# What you need to do
Can you format every line of the records below as a numbered list, leaving out blank lines and the pictures?

# Data extract
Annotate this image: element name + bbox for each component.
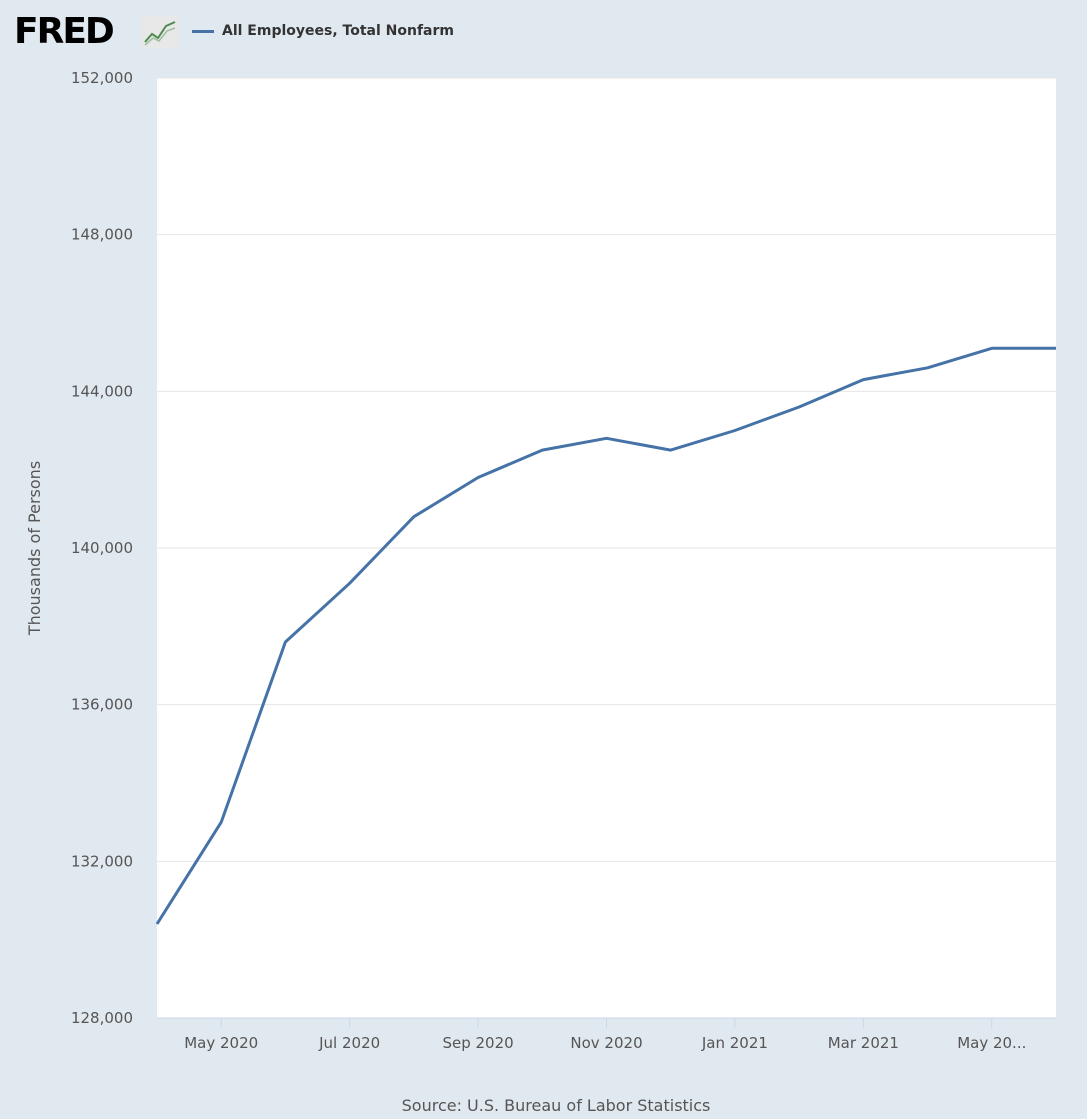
x-tick-label: Mar 2021 [828, 1034, 899, 1052]
x-tick-label: May 20... [957, 1034, 1026, 1052]
y-tick-label: 132,000 [71, 852, 133, 870]
source-note: Source: U.S. Bureau of Labor Statistics [401, 1096, 711, 1115]
x-tick-label: Jul 2020 [318, 1034, 380, 1052]
x-tick-label: Nov 2020 [570, 1034, 642, 1052]
fred-logo[interactable]: FRED [14, 11, 115, 52]
x-tick-label: Sep 2020 [442, 1034, 513, 1052]
y-tick-label: 144,000 [71, 382, 133, 400]
y-axis: 128,000 132,000 136,000 140,000 144,000 148,0… [71, 69, 133, 1027]
line-chart: 128,000 132,000 136,000 140,000 144,000 148,0… [25, 69, 1056, 1052]
legend[interactable]: All Employees, Total Nonfarm [192, 20, 454, 42]
y-tick-label: 136,000 [71, 696, 133, 714]
y-tick-label: 148,000 [71, 226, 133, 244]
y-tick-label: 140,000 [71, 539, 133, 557]
y-tick-label: 152,000 [71, 69, 133, 87]
series-line[interactable] [155, 346, 1056, 925]
grid-lines [157, 77, 1056, 862]
fred-chart-icon [142, 16, 178, 48]
legend-swatch [192, 29, 214, 33]
legend-series-label: All Employees, Total Nonfarm [222, 23, 454, 39]
y-tick-label: 128,000 [71, 1009, 133, 1027]
x-tick-label: Jan 2021 [701, 1034, 768, 1052]
y-axis-label: Thousands of Persons [25, 461, 44, 636]
x-tick-label: May 2020 [184, 1034, 258, 1052]
series-layer [155, 346, 1056, 925]
chart-header: FRED All Employees, Total Nonfarm [0, 0, 1087, 70]
x-axis: May 2020 Jul 2020 Sep 2020 Nov 2020 Jan 2021… [157, 1017, 1056, 1052]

# Full solution
1. Annotate this image: element name + bbox for each component.
2. x-tick-label: Mar 2021 [828, 1034, 899, 1052]
3. x-tick-label: May 20... [957, 1034, 1026, 1052]
4. y-tick-label: 132,000 [71, 852, 133, 870]
5. source-note: Source: U.S. Bureau of Labor Statistics [401, 1096, 711, 1115]
6. x-tick-label: Jul 2020 [318, 1034, 380, 1052]
7. x-tick-label: Nov 2020 [570, 1034, 642, 1052]
8. fred-logo[interactable]: FRED [14, 11, 115, 52]
9. x-tick-label: Sep 2020 [442, 1034, 513, 1052]
10. y-tick-label: 144,000 [71, 382, 133, 400]
11. y-axis: 128,000 132,000 136,000 140,000 144,000 148,0… [71, 69, 133, 1027]
12. line-chart: 128,000 132,000 136,000 140,000 144,000 148,0… [25, 69, 1056, 1052]
13. legend[interactable]: All Employees, Total Nonfarm [192, 20, 454, 42]
14. y-tick-label: 136,000 [71, 696, 133, 714]
15. y-tick-label: 148,000 [71, 226, 133, 244]
16. y-tick-label: 140,000 [71, 539, 133, 557]
17. y-tick-label: 152,000 [71, 69, 133, 87]
18. series-line[interactable] [155, 346, 1056, 925]
19. grid-lines [157, 77, 1056, 862]
20. fred-chart-icon [142, 16, 178, 48]
21. legend-swatch [192, 29, 214, 33]
22. legend-series-label: All Employees, Total Nonfarm [222, 23, 454, 39]
23. y-tick-label: 128,000 [71, 1009, 133, 1027]
24. x-tick-label: Jan 2021 [701, 1034, 768, 1052]
25. y-axis-label: Thousands of Persons [25, 461, 44, 636]
26. x-tick-label: May 2020 [184, 1034, 258, 1052]
27. series-layer [155, 346, 1056, 925]
28. chart-header: FRED All Employees, Total Nonfarm [0, 0, 1087, 70]
29. x-axis: May 2020 Jul 2020 Sep 2020 Nov 2020 Jan 2021… [157, 1017, 1056, 1052]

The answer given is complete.